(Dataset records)

· · · ·

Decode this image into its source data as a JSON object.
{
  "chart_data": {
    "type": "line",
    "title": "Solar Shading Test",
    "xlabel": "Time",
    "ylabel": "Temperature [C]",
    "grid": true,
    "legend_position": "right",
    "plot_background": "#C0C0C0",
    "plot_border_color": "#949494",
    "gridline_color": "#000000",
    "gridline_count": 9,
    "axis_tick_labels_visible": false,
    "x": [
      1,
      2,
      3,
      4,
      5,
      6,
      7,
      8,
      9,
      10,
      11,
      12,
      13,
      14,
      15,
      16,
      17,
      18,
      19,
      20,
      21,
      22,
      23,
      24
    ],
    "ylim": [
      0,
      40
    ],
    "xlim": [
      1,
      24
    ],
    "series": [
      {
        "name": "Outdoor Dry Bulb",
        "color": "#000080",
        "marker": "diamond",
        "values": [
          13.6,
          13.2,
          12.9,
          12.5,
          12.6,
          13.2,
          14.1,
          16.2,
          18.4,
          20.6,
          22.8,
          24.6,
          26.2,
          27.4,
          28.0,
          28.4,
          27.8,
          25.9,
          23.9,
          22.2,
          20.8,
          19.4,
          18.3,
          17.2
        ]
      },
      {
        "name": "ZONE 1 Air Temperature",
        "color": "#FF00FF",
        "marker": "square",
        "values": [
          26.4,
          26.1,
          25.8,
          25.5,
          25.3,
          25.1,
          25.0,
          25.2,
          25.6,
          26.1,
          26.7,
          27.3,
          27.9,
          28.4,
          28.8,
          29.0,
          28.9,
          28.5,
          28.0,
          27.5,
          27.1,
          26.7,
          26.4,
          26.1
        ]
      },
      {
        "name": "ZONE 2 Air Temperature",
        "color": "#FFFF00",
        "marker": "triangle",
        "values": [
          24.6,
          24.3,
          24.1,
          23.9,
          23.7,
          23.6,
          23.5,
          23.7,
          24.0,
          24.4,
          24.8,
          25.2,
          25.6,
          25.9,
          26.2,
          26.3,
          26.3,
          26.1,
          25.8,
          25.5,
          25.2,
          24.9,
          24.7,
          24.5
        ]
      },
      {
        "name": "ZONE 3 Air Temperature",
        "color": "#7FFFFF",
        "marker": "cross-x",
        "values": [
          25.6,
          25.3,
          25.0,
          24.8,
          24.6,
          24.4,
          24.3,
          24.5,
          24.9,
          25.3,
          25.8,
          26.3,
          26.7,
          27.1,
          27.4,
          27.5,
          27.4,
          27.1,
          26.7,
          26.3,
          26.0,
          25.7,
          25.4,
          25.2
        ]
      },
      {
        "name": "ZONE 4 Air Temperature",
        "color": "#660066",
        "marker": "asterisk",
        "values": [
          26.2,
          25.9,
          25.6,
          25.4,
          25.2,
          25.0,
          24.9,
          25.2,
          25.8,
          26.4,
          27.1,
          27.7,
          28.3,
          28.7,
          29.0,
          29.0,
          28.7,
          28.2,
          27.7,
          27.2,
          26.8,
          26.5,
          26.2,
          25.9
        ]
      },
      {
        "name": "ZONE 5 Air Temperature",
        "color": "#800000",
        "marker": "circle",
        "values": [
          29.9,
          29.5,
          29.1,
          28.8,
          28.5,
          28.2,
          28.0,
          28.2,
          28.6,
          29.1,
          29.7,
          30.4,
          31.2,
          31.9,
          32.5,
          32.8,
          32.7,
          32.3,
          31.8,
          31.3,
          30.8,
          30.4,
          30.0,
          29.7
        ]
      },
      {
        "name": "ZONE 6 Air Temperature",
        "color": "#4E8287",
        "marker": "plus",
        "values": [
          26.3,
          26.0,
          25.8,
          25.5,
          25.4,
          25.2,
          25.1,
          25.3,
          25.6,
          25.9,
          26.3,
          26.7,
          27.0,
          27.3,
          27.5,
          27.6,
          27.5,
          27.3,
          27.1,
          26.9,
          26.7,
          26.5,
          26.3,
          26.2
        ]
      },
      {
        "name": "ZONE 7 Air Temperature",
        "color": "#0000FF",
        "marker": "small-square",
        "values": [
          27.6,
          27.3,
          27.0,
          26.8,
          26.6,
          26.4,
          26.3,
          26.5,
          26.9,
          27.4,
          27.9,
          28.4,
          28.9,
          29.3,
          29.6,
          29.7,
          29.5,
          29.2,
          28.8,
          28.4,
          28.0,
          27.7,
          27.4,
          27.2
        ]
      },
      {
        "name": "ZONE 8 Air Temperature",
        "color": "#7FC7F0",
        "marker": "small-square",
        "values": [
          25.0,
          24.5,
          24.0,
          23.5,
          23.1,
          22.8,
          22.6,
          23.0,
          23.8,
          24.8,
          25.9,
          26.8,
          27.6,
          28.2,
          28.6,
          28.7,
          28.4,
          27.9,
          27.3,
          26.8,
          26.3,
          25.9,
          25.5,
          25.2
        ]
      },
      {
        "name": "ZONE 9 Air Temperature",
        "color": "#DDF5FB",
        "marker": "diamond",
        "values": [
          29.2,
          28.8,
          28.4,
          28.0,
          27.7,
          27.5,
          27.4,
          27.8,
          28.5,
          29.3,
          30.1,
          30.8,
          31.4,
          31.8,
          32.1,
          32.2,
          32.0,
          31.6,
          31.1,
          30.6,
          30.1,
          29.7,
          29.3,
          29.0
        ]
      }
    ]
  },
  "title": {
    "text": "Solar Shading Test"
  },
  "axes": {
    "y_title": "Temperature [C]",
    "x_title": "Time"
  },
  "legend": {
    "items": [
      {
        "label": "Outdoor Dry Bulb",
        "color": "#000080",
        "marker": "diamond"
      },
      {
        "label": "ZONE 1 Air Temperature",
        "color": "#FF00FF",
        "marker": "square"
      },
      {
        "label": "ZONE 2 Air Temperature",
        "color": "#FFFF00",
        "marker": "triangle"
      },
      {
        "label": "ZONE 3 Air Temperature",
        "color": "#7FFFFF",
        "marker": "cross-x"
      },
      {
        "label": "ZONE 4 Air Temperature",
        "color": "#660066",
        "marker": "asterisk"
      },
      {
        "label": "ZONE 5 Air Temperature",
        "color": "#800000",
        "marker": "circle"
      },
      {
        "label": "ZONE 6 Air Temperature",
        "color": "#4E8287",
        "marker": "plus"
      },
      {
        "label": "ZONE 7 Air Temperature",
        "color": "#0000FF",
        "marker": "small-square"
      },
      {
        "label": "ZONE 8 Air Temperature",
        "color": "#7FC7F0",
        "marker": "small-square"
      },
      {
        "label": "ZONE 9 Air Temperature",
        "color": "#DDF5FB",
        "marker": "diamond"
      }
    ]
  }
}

· · · ·

» Instructions to follow:
Write out all the records above again, exactly as they stand.

» Worked solution:
Decode this image into its source data as a JSON object.
{
  "chart_data": {
    "type": "line",
    "title": "Solar Shading Test",
    "xlabel": "Time",
    "ylabel": "Temperature [C]",
    "grid": true,
    "legend_position": "right",
    "plot_background": "#C0C0C0",
    "plot_border_color": "#949494",
    "gridline_color": "#000000",
    "gridline_count": 9,
    "axis_tick_labels_visible": false,
    "x": [
      1,
      2,
      3,
      4,
      5,
      6,
      7,
      8,
      9,
      10,
      11,
      12,
      13,
      14,
      15,
      16,
      17,
      18,
      19,
      20,
      21,
      22,
      23,
      24
    ],
    "ylim": [
      0,
      40
    ],
    "xlim": [
      1,
      24
    ],
    "series": [
      {
        "name": "Outdoor Dry Bulb",
        "color": "#000080",
        "marker": "diamond",
        "values": [
          13.6,
          13.2,
          12.9,
          12.5,
          12.6,
          13.2,
          14.1,
          16.2,
          18.4,
          20.6,
          22.8,
          24.6,
          26.2,
          27.4,
          28.0,
          28.4,
          27.8,
          25.9,
          23.9,
          22.2,
          20.8,
          19.4,
          18.3,
          17.2
        ]
      },
      {
        "name": "ZONE 1 Air Temperature",
        "color": "#FF00FF",
        "marker": "square",
        "values": [
          26.4,
          26.1,
          25.8,
          25.5,
          25.3,
          25.1,
          25.0,
          25.2,
          25.6,
          26.1,
          26.7,
          27.3,
          27.9,
          28.4,
          28.8,
          29.0,
          28.9,
          28.5,
          28.0,
          27.5,
          27.1,
          26.7,
          26.4,
          26.1
        ]
      },
      {
        "name": "ZONE 2 Air Temperature",
        "color": "#FFFF00",
        "marker": "triangle",
        "values": [
          24.6,
          24.3,
          24.1,
          23.9,
          23.7,
          23.6,
          23.5,
          23.7,
          24.0,
          24.4,
          24.8,
          25.2,
          25.6,
          25.9,
          26.2,
          26.3,
          26.3,
          26.1,
          25.8,
          25.5,
          25.2,
          24.9,
          24.7,
          24.5
        ]
      },
      {
        "name": "ZONE 3 Air Temperature",
        "color": "#7FFFFF",
        "marker": "cross-x",
        "values": [
          25.6,
          25.3,
          25.0,
          24.8,
          24.6,
          24.4,
          24.3,
          24.5,
          24.9,
          25.3,
          25.8,
          26.3,
          26.7,
          27.1,
          27.4,
          27.5,
          27.4,
          27.1,
          26.7,
          26.3,
          26.0,
          25.7,
          25.4,
          25.2
        ]
      },
      {
        "name": "ZONE 4 Air Temperature",
        "color": "#660066",
        "marker": "asterisk",
        "values": [
          26.2,
          25.9,
          25.6,
          25.4,
          25.2,
          25.0,
          24.9,
          25.2,
          25.8,
          26.4,
          27.1,
          27.7,
          28.3,
          28.7,
          29.0,
          29.0,
          28.7,
          28.2,
          27.7,
          27.2,
          26.8,
          26.5,
          26.2,
          25.9
        ]
      },
      {
        "name": "ZONE 5 Air Temperature",
        "color": "#800000",
        "marker": "circle",
        "values": [
          29.9,
          29.5,
          29.1,
          28.8,
          28.5,
          28.2,
          28.0,
          28.2,
          28.6,
          29.1,
          29.7,
          30.4,
          31.2,
          31.9,
          32.5,
          32.8,
          32.7,
          32.3,
          31.8,
          31.3,
          30.8,
          30.4,
          30.0,
          29.7
        ]
      },
      {
        "name": "ZONE 6 Air Temperature",
        "color": "#4E8287",
        "marker": "plus",
        "values": [
          26.3,
          26.0,
          25.8,
          25.5,
          25.4,
          25.2,
          25.1,
          25.3,
          25.6,
          25.9,
          26.3,
          26.7,
          27.0,
          27.3,
          27.5,
          27.6,
          27.5,
          27.3,
          27.1,
          26.9,
          26.7,
          26.5,
          26.3,
          26.2
        ]
      },
      {
        "name": "ZONE 7 Air Temperature",
        "color": "#0000FF",
        "marker": "small-square",
        "values": [
          27.6,
          27.3,
          27.0,
          26.8,
          26.6,
          26.4,
          26.3,
          26.5,
          26.9,
          27.4,
          27.9,
          28.4,
          28.9,
          29.3,
          29.6,
          29.7,
          29.5,
          29.2,
          28.8,
          28.4,
          28.0,
          27.7,
          27.4,
          27.2
        ]
      },
      {
        "name": "ZONE 8 Air Temperature",
        "color": "#7FC7F0",
        "marker": "small-square",
        "values": [
          25.0,
          24.5,
          24.0,
          23.5,
          23.1,
          22.8,
          22.6,
          23.0,
          23.8,
          24.8,
          25.9,
          26.8,
          27.6,
          28.2,
          28.6,
          28.7,
          28.4,
          27.9,
          27.3,
          26.8,
          26.3,
          25.9,
          25.5,
          25.2
        ]
      },
      {
        "name": "ZONE 9 Air Temperature",
        "color": "#DDF5FB",
        "marker": "diamond",
        "values": [
          29.2,
          28.8,
          28.4,
          28.0,
          27.7,
          27.5,
          27.4,
          27.8,
          28.5,
          29.3,
          30.1,
          30.8,
          31.4,
          31.8,
          32.1,
          32.2,
          32.0,
          31.6,
          31.1,
          30.6,
          30.1,
          29.7,
          29.3,
          29.0
        ]
      }
    ]
  },
  "title": {
    "text": "Solar Shading Test"
  },
  "axes": {
    "y_title": "Temperature [C]",
    "x_title": "Time"
  },
  "legend": {
    "items": [
      {
        "label": "Outdoor Dry Bulb",
        "color": "#000080",
        "marker": "diamond"
      },
      {
        "label": "ZONE 1 Air Temperature",
        "color": "#FF00FF",
        "marker": "square"
      },
      {
        "label": "ZONE 2 Air Temperature",
        "color": "#FFFF00",
        "marker": "triangle"
      },
      {
        "label": "ZONE 3 Air Temperature",
        "color": "#7FFFFF",
        "marker": "cross-x"
      },
      {
        "label": "ZONE 4 Air Temperature",
        "color": "#660066",
        "marker": "asterisk"
      },
      {
        "label": "ZONE 5 Air Temperature",
        "color": "#800000",
        "marker": "circle"
      },
      {
        "label": "ZONE 6 Air Temperature",
        "color": "#4E8287",
        "marker": "plus"
      },
      {
        "label": "ZONE 7 Air Temperature",
        "color": "#0000FF",
        "marker": "small-square"
      },
      {
        "label": "ZONE 8 Air Temperature",
        "color": "#7FC7F0",
        "marker": "small-square"
      },
      {
        "label": "ZONE 9 Air Temperature",
        "color": "#DDF5FB",
        "marker": "diamond"
      }
    ]
  }
}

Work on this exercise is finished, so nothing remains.